## SELECTED PASSAGE
New Mexico hopes to use federal money to shore up unemployment insurance fund

Mar. 25—Since September, New Mexico has relied mostly on federal loans to keep its unemployment insurance fund solvent.

As of Friday, with more than 100,000 New Mexicans receiving unemployment benefits, that amounted to nearly $235 million in state debt.

State lawmakers, hopeful that federal American Rescue Plan Act money will help, appropriated $600 million of those promised dollars into the fund for the 2022 fiscal year budget.

But it's unclear just how the state can use those dollars, Workforce Solutions Secretary Bill McCamley said.

"The goal is to have as much money as we can in that fund on July 1," McCamley said Wednesday. "But until we get more definitive direction from U.S. Treasury Department, we can't make that decision."

New Mexico is expected to receive $1.6 billion in federal coronavirus relief money under the rescue plan, with more than $1 billion of that amount committed to specific programs — including the troubled unemployment insurance fund.

## DATASET RECORDS
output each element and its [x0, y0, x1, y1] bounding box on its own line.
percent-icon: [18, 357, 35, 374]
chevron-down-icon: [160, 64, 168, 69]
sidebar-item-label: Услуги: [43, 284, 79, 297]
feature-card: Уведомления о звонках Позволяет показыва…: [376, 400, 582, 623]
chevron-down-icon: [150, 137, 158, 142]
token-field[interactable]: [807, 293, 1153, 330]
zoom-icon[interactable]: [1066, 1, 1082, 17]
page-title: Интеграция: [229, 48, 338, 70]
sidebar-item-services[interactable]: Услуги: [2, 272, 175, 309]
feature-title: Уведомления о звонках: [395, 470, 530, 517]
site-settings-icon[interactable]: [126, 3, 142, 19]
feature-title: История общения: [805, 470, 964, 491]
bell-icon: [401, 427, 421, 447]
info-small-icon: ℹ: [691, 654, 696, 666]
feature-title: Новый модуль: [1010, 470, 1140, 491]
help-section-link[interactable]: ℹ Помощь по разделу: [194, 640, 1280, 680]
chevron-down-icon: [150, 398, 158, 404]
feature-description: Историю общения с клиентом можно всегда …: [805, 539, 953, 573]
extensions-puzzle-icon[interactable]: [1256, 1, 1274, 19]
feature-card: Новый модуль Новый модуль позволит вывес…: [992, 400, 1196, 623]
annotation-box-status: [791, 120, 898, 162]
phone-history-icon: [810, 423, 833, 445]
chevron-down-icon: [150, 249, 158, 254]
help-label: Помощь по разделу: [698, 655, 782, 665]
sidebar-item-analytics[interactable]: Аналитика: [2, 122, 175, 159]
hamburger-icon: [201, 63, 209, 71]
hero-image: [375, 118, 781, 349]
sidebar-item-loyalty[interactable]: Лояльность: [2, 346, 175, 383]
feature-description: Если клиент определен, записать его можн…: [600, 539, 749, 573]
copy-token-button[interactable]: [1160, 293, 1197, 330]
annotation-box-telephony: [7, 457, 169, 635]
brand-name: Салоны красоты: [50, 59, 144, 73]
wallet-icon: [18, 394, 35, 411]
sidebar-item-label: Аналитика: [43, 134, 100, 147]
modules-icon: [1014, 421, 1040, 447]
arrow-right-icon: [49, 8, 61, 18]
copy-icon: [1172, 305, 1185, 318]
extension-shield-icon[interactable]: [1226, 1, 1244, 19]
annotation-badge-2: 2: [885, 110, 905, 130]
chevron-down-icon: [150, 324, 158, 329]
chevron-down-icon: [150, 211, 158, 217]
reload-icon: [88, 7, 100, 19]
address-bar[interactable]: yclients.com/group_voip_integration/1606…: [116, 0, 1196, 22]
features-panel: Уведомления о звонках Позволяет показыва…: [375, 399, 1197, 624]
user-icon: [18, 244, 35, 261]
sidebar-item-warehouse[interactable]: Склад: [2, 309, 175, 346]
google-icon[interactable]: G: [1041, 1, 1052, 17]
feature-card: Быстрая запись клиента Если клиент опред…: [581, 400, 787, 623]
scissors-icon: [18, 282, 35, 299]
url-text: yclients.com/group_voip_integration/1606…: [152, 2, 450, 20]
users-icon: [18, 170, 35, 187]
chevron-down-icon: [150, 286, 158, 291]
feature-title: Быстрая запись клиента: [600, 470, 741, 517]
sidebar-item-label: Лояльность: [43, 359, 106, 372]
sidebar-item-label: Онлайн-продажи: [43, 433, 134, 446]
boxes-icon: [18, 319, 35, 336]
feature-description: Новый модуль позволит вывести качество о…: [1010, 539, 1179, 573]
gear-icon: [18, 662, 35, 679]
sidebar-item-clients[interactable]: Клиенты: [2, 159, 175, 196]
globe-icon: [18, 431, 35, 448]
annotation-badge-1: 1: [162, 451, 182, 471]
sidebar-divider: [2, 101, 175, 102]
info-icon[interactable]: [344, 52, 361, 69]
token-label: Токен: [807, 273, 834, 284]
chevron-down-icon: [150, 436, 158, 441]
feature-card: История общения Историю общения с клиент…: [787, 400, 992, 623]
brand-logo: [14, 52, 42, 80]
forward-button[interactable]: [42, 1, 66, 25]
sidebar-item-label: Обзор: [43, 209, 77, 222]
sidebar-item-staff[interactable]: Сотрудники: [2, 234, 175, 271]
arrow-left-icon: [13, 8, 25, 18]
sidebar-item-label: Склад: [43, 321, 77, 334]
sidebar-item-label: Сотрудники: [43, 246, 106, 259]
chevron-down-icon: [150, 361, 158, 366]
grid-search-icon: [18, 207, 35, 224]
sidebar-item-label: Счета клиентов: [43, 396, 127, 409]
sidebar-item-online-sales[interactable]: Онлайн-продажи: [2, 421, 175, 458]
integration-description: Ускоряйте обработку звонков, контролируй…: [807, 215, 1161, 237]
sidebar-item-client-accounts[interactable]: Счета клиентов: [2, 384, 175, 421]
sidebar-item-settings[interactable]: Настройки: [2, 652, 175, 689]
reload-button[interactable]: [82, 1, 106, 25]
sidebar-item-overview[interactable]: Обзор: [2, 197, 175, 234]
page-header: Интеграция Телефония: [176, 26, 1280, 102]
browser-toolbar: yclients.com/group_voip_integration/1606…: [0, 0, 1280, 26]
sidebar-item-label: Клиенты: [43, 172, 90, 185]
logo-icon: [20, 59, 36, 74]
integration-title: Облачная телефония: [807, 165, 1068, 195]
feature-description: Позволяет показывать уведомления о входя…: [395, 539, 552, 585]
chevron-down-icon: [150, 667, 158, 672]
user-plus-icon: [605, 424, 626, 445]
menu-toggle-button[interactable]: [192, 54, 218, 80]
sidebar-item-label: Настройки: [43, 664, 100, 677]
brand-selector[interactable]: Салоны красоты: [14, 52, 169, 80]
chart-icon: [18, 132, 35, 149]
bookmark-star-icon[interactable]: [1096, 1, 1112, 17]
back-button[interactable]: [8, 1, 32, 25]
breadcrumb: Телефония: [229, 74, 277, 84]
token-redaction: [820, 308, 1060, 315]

## ASSIGNMENT 1
From the article on New Mexico's unemployment insurance fund, write out the passage starting with "Mar. 25—Since September, New" and going on through "Bill McCamley said.".
## ASSIGNMENT 2
According to the article on New Mexico's unemployment insurance fund, how much of the federal American Rescue Plan Act money did state lawmakers appropriate into the fund for the 2022 fiscal year budget?
The rows have no role in what comes next.

## TASK OUTPUT 1
Mar. 25—Since September, New Mexico has relied mostly on federal loans to keep its unemployment insurance fund solvent.

As of Friday, with more than 100,000 New Mexicans receiving unemployment benefits, that amounted to nearly $235 million in state debt.

State lawmakers, hopeful that federal American Rescue Plan Act money will help, appropriated $600 million of those promised dollars into the fund for the 2022 fiscal year budget.

But it's unclear just how the state can use those dollars, Workforce Solutions Secretary Bill McCamley said.

## TASK OUTPUT 2
$600 million